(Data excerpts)

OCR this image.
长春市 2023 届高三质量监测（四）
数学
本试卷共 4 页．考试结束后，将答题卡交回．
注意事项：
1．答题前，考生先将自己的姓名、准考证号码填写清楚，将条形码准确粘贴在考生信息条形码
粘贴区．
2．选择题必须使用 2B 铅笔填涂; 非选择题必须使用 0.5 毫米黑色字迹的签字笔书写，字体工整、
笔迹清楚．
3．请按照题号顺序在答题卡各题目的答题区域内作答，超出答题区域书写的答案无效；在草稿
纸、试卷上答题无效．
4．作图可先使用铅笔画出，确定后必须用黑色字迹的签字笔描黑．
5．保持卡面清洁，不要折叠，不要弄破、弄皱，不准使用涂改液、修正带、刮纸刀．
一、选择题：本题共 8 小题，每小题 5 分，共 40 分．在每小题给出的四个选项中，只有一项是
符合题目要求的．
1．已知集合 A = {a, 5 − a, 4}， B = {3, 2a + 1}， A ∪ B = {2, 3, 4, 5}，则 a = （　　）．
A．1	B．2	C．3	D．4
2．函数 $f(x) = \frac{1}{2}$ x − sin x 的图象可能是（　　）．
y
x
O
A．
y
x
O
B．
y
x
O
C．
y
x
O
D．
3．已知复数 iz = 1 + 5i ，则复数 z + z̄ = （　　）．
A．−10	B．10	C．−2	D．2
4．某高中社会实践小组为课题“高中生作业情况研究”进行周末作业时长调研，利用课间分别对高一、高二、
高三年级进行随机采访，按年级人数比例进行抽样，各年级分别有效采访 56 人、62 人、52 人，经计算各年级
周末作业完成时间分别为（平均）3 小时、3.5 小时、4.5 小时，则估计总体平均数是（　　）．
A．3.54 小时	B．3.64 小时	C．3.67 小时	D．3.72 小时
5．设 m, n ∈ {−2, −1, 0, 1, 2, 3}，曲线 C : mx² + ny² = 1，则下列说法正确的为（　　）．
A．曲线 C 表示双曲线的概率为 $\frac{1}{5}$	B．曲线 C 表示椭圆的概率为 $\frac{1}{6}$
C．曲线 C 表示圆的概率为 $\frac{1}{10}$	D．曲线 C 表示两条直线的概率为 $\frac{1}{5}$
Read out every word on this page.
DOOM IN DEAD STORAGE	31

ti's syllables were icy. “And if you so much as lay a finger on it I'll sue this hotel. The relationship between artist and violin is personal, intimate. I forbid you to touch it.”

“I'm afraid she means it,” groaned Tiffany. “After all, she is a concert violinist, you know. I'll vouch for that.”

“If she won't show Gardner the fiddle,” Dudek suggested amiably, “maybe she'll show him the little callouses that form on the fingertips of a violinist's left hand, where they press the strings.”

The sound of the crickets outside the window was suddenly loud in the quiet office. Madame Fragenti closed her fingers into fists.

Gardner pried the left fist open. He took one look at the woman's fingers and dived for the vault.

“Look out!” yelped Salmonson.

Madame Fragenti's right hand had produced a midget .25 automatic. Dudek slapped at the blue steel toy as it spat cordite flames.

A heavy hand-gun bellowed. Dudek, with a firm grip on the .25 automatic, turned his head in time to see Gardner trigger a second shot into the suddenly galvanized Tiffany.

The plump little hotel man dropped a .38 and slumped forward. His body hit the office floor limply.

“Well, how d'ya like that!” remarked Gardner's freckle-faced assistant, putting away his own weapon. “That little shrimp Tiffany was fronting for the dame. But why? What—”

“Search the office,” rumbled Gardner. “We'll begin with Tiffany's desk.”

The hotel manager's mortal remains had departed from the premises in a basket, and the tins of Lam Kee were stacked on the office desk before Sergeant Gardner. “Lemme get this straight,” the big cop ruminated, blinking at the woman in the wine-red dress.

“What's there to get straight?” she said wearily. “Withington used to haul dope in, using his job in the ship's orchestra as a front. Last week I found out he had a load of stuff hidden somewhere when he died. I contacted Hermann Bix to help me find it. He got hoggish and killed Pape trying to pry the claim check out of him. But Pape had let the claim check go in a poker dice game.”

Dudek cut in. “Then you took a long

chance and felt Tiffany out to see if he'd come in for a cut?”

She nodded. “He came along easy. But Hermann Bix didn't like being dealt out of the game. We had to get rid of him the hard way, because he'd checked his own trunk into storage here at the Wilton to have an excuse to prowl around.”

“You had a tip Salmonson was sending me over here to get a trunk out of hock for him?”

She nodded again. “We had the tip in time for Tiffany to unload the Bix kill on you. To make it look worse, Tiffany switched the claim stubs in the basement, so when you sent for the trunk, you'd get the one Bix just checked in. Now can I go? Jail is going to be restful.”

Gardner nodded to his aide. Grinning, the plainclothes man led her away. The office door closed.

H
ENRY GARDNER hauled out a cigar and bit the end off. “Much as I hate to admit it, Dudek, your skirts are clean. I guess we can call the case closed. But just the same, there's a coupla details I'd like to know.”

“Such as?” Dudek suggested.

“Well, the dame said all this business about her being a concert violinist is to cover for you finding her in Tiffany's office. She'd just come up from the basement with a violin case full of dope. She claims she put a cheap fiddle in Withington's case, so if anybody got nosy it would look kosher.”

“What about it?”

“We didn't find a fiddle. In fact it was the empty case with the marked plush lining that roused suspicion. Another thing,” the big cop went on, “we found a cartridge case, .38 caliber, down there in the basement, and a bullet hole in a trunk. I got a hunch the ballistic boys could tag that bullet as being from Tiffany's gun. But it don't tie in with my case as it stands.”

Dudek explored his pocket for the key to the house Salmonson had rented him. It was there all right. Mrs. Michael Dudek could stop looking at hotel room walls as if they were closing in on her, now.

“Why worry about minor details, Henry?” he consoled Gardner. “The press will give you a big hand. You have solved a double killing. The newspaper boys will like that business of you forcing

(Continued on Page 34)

(What you should do):
Return each line that includes "frac".

(The response):
2．函数 $f(x) = \frac{1}{2}$ x − sin x 的图象可能是（　　）．
A．曲线 C 表示双曲线的概率为 $\frac{1}{5}$	B．曲线 C 表示椭圆的概率为 $\frac{1}{6}$
C．曲线 C 表示圆的概率为 $\frac{1}{10}$	D．曲线 C 表示两条直线的概率为 $\frac{1}{5}$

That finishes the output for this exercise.